*Prompt*: Retype every entry in its entirety, without alteration.

*Material provided*:

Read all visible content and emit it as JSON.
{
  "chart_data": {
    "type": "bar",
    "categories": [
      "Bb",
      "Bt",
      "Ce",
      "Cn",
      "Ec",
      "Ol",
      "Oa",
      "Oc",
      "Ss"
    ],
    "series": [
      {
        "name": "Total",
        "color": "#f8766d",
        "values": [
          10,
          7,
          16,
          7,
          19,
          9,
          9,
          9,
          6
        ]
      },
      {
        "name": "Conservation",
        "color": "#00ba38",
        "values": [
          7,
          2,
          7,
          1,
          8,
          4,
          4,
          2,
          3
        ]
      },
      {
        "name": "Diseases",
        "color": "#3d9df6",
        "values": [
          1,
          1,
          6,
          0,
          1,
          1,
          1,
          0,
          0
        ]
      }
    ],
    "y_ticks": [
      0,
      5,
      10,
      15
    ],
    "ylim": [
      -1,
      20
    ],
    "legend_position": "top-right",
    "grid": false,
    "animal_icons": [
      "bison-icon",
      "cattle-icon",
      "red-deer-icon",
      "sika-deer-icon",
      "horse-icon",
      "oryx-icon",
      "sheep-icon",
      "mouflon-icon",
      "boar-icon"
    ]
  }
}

*Written reply*:
Read all visible content and emit it as JSON.
{
  "chart_data": {
    "type": "bar",
    "categories": [
      "Bb",
      "Bt",
      "Ce",
      "Cn",
      "Ec",
      "Ol",
      "Oa",
      "Oc",
      "Ss"
    ],
    "series": [
      {
        "name": "Total",
        "color": "#f8766d",
        "values": [
          10,
          7,
          16,
          7,
          19,
          9,
          9,
          9,
          6
        ]
      },
      {
        "name": "Conservation",
        "color": "#00ba38",
        "values": [
          7,
          2,
          7,
          1,
          8,
          4,
          4,
          2,
          3
        ]
      },
      {
        "name": "Diseases",
        "color": "#3d9df6",
        "values": [
          1,
          1,
          6,
          0,
          1,
          1,
          1,
          0,
          0
        ]
      }
    ],
    "y_ticks": [
      0,
      5,
      10,
      15
    ],
    "ylim": [
      -1,
      20
    ],
    "legend_position": "top-right",
    "grid": false,
    "animal_icons": [
      "bison-icon",
      "cattle-icon",
      "red-deer-icon",
      "sika-deer-icon",
      "horse-icon",
      "oryx-icon",
      "sheep-icon",
      "mouflon-icon",
      "boar-icon"
    ]
  }
}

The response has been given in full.